Work instructions:
Count the lines in the material below that contain the string "Data", treating uppercase and lowercase as different. Give only the number.

Records for this task:
▬▬▬

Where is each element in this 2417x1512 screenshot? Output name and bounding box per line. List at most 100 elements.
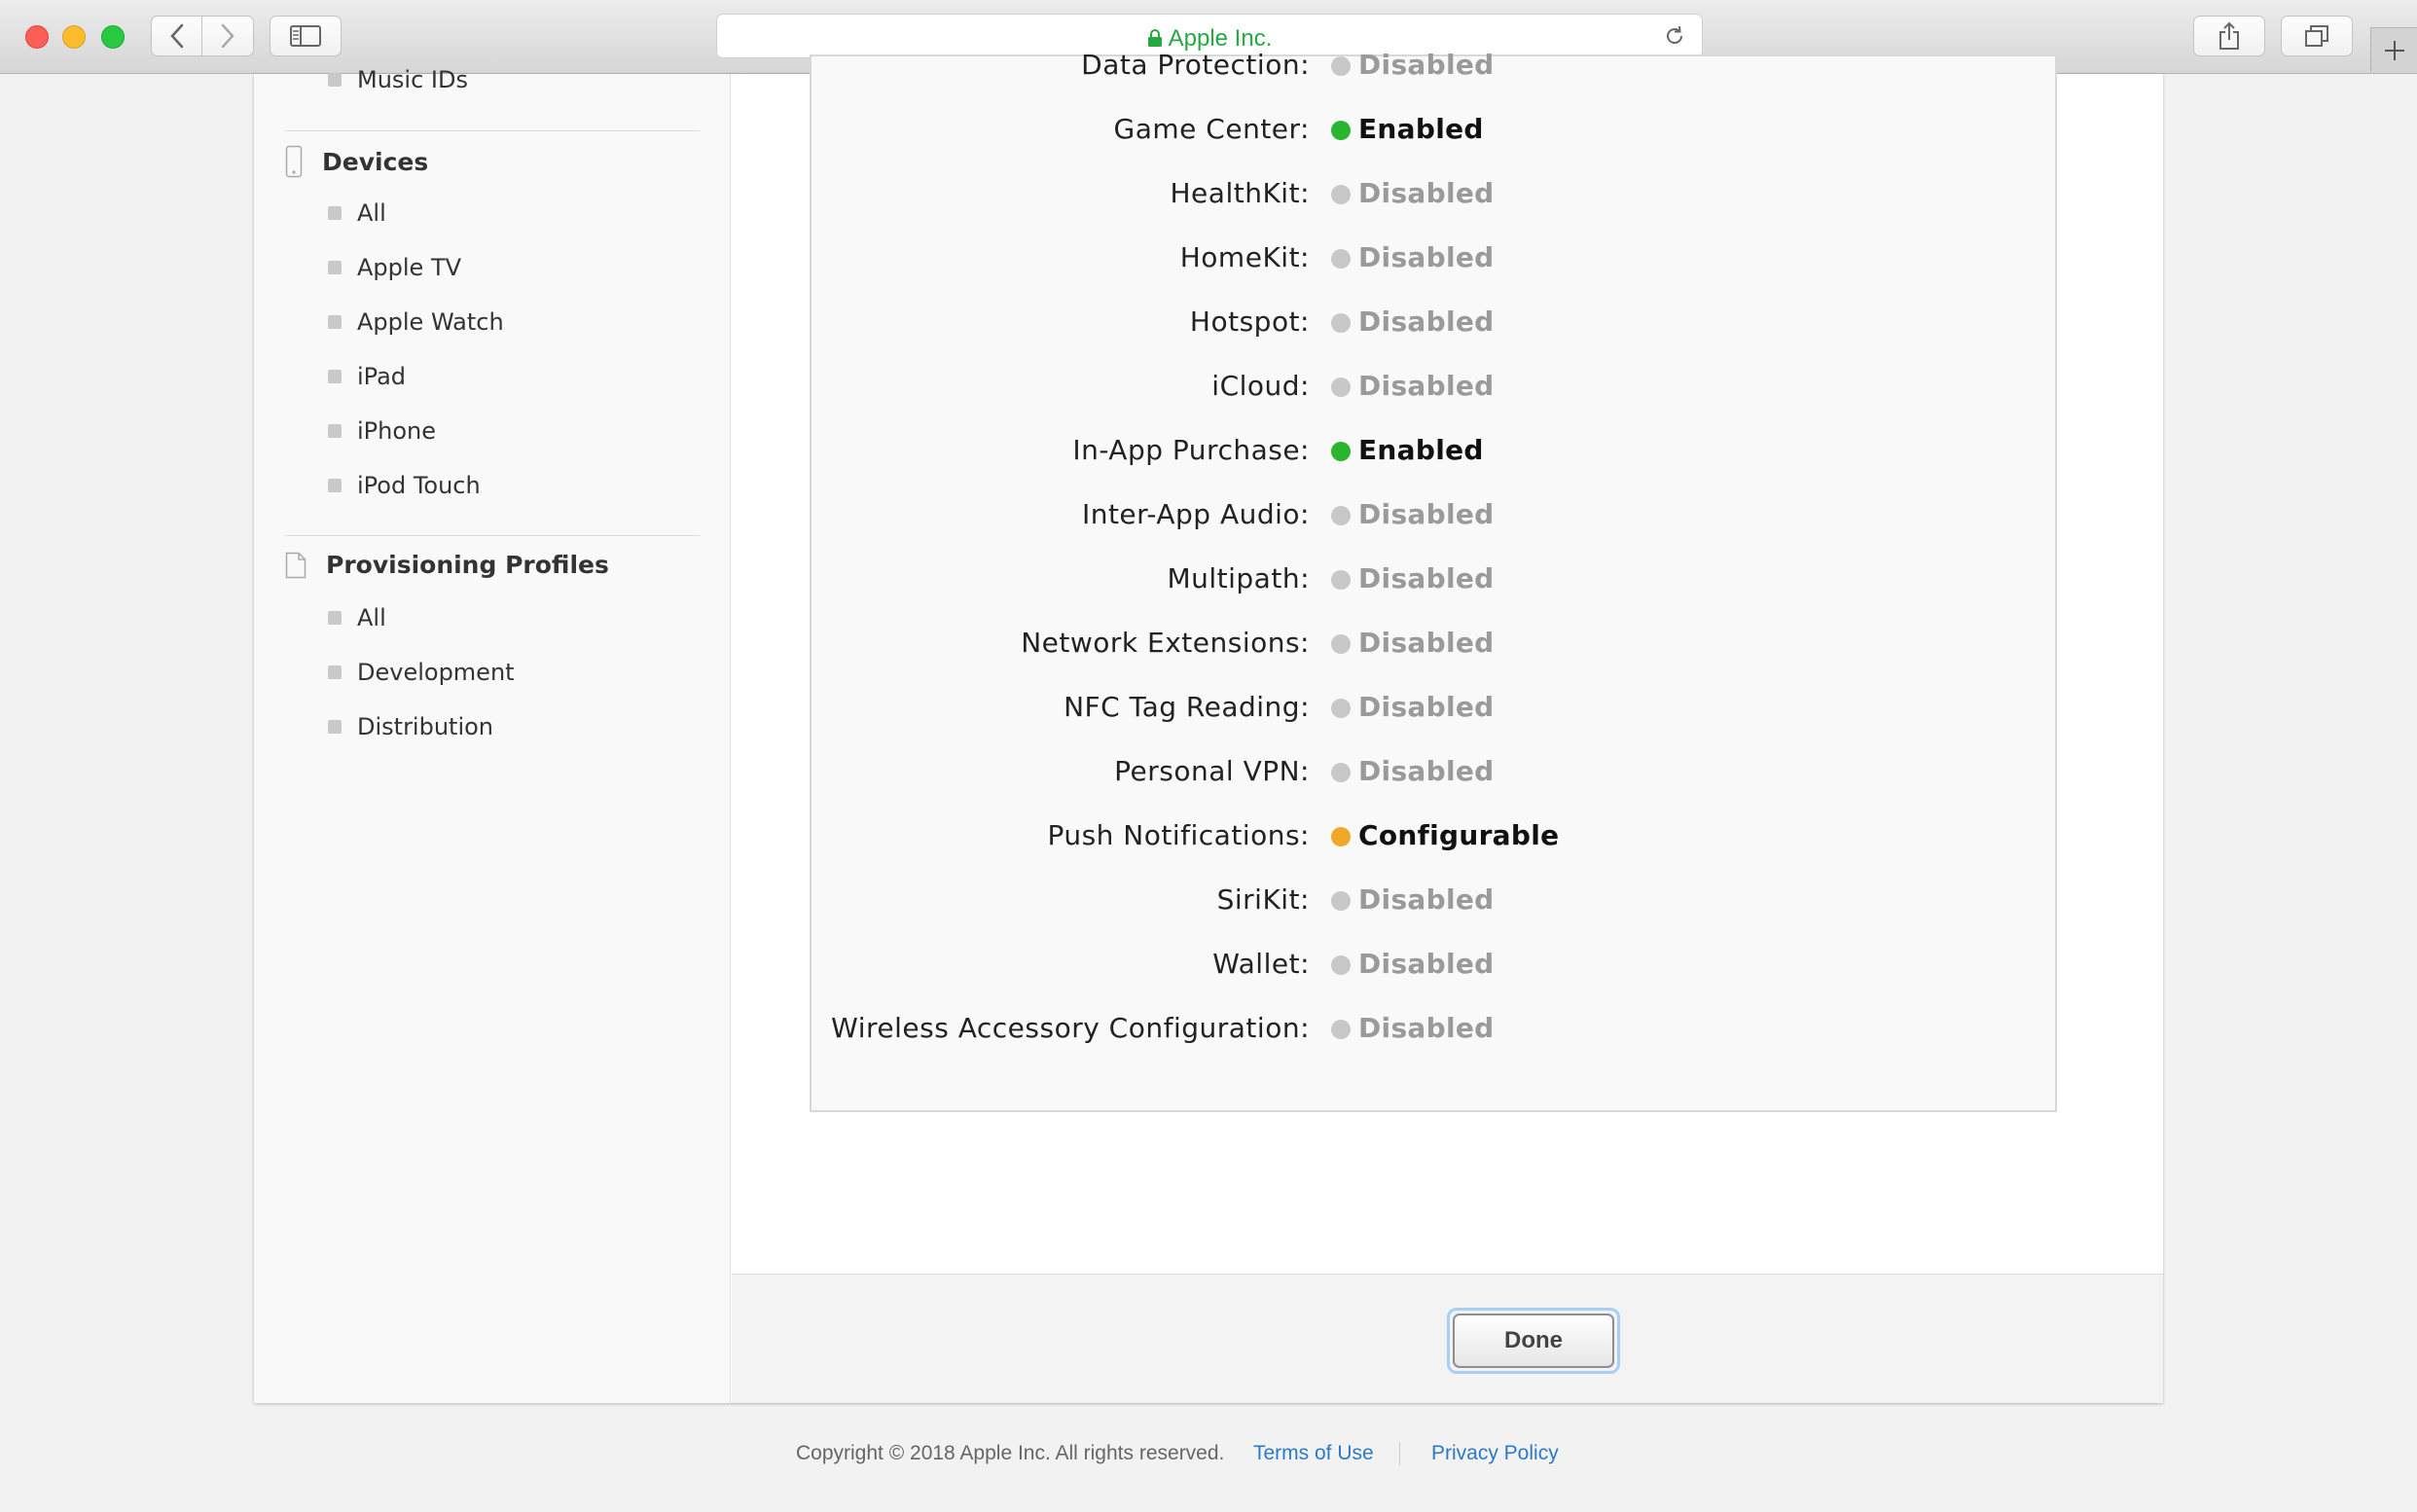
reload-icon[interactable] xyxy=(1663,24,1686,48)
privacy-policy-link[interactable]: Privacy Policy xyxy=(1431,1442,1559,1465)
sidebar-item-label: Development xyxy=(357,659,515,686)
capability-row: SiriKit: Disabled xyxy=(812,883,2059,922)
bullet-icon xyxy=(328,206,342,220)
capability-status: Disabled xyxy=(1358,498,1495,530)
capability-row: Hotspot: Disabled xyxy=(812,306,2059,344)
status-dot-icon xyxy=(1331,378,1351,397)
sidebar-item-distribution[interactable]: Distribution xyxy=(328,713,493,740)
capability-row: HomeKit: Disabled xyxy=(812,241,2059,280)
capabilities-panel: Data Protection: Disabled Game Center: Enab… xyxy=(810,49,2059,1112)
capability-row: iCloud: Disabled xyxy=(812,370,2059,409)
status-dot-icon xyxy=(1331,634,1351,654)
done-button[interactable]: Done xyxy=(1453,1314,1614,1368)
sidebar-item-label: Apple Watch xyxy=(357,308,504,336)
capability-label: HomeKit: xyxy=(1179,241,1310,273)
bullet-icon xyxy=(328,73,342,87)
capability-row: Network Extensions: Disabled xyxy=(812,627,2059,666)
status-dot-icon xyxy=(1331,891,1351,911)
capability-label: Multipath: xyxy=(1167,562,1310,594)
capability-row: NFC Tag Reading: Disabled xyxy=(812,691,2059,730)
plus-icon xyxy=(2384,40,2404,60)
capability-row: Wireless Accessory Configuration: Disable… xyxy=(812,1012,2059,1051)
bullet-icon xyxy=(328,479,342,492)
status-dot-icon xyxy=(1331,249,1351,269)
footer-separator xyxy=(1399,1442,1400,1465)
sidebar-item-apple-tv[interactable]: Apple TV xyxy=(328,254,461,281)
capability-status: Enabled xyxy=(1358,113,1484,145)
capability-label: HealthKit: xyxy=(1170,177,1310,209)
capability-row: Multipath: Disabled xyxy=(812,562,2059,601)
sidebar-item-label: Apple TV xyxy=(357,254,462,281)
capability-row: Game Center: Enabled xyxy=(812,113,2059,152)
bullet-icon xyxy=(328,424,342,438)
forward-button[interactable] xyxy=(202,16,254,56)
capability-label: SiriKit: xyxy=(1216,883,1310,916)
capability-label: Game Center: xyxy=(1113,113,1310,145)
status-dot-icon xyxy=(1331,827,1351,846)
status-dot-icon xyxy=(1331,1020,1351,1039)
window-close-button[interactable] xyxy=(25,25,49,49)
sidebar-item-apple-watch[interactable]: Apple Watch xyxy=(328,308,504,336)
capability-status: Disabled xyxy=(1358,306,1495,338)
capability-label: Wallet: xyxy=(1212,948,1310,980)
sidebar-item-label: iPod Touch xyxy=(357,472,481,499)
capability-row: Push Notifications: Configurable xyxy=(812,819,2059,858)
capability-row: HealthKit: Disabled xyxy=(812,177,2059,216)
bullet-icon xyxy=(328,370,342,383)
capability-status: Enabled xyxy=(1358,434,1484,466)
address-text: Apple Inc. xyxy=(1168,25,1273,52)
capability-label: Inter-App Audio: xyxy=(1081,498,1310,530)
window-zoom-button[interactable] xyxy=(101,25,125,49)
sidebar-item-music-ids[interactable]: Music IDs xyxy=(328,66,468,93)
capability-status: Disabled xyxy=(1358,755,1495,787)
section-title: Devices xyxy=(322,147,429,176)
sidebar-section-devices[interactable]: Devices xyxy=(285,145,428,178)
capability-status: Disabled xyxy=(1358,1012,1495,1044)
share-icon xyxy=(2219,21,2239,50)
sidebar-item-development[interactable]: Development xyxy=(328,659,515,686)
action-bar: Done xyxy=(732,1274,2163,1403)
sidebar-toggle-button[interactable] xyxy=(270,16,342,56)
capability-row: Wallet: Disabled xyxy=(812,948,2059,987)
capability-label: Network Extensions: xyxy=(1021,627,1310,659)
capability-label: NFC Tag Reading: xyxy=(1064,691,1310,723)
status-dot-icon xyxy=(1331,313,1351,333)
sidebar-item-profiles-all[interactable]: All xyxy=(328,604,386,631)
divider xyxy=(285,130,700,131)
capability-status: Disabled xyxy=(1358,562,1495,594)
capability-label: iCloud: xyxy=(1211,370,1310,402)
capability-status: Disabled xyxy=(1358,627,1495,659)
new-tab-button[interactable] xyxy=(2370,27,2417,72)
capability-row: Inter-App Audio: Disabled xyxy=(812,498,2059,537)
window-minimize-button[interactable] xyxy=(62,25,86,49)
sidebar-item-devices-all[interactable]: All xyxy=(328,199,386,227)
bullet-icon xyxy=(328,720,342,734)
capability-status: Disabled xyxy=(1358,948,1495,980)
sidebar-item-label: All xyxy=(357,604,386,631)
share-button[interactable] xyxy=(2193,16,2265,56)
status-dot-icon xyxy=(1331,763,1351,782)
sidebar-item-ipad[interactable]: iPad xyxy=(328,363,406,390)
capability-label: Wireless Accessory Configuration: xyxy=(831,1012,1310,1044)
capability-status: Configurable xyxy=(1358,819,1560,851)
capability-label: Personal VPN: xyxy=(1114,755,1310,787)
sidebar-item-ipod-touch[interactable]: iPod Touch xyxy=(328,472,481,499)
status-dot-icon xyxy=(1331,442,1351,461)
terms-of-use-link[interactable]: Terms of Use xyxy=(1253,1442,1374,1465)
back-button[interactable] xyxy=(151,16,202,56)
sidebar-item-label: iPad xyxy=(357,363,407,390)
copyright-text: Copyright © 2018 Apple Inc. All rights r… xyxy=(796,1442,1225,1464)
bullet-icon xyxy=(328,611,342,625)
bullet-icon xyxy=(328,666,342,679)
capability-status: Disabled xyxy=(1358,177,1495,209)
sidebar-section-provisioning-profiles[interactable]: Provisioning Profiles xyxy=(285,551,609,579)
navigation-group xyxy=(151,16,254,56)
page-card: Music IDs Devices All Apple TV Apple Wat… xyxy=(254,49,2163,1403)
capability-label: Push Notifications: xyxy=(1047,819,1310,851)
capability-row: Data Protection: Disabled xyxy=(812,49,2059,88)
sidebar-item-label: iPhone xyxy=(357,417,437,445)
show-tabs-button[interactable] xyxy=(2281,16,2353,56)
capability-status: Disabled xyxy=(1358,370,1495,402)
sidebar-item-iphone[interactable]: iPhone xyxy=(328,417,436,445)
main-content: Data Protection: Disabled Game Center: Enab… xyxy=(732,49,2163,1274)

▬▬▬

The completed task:
3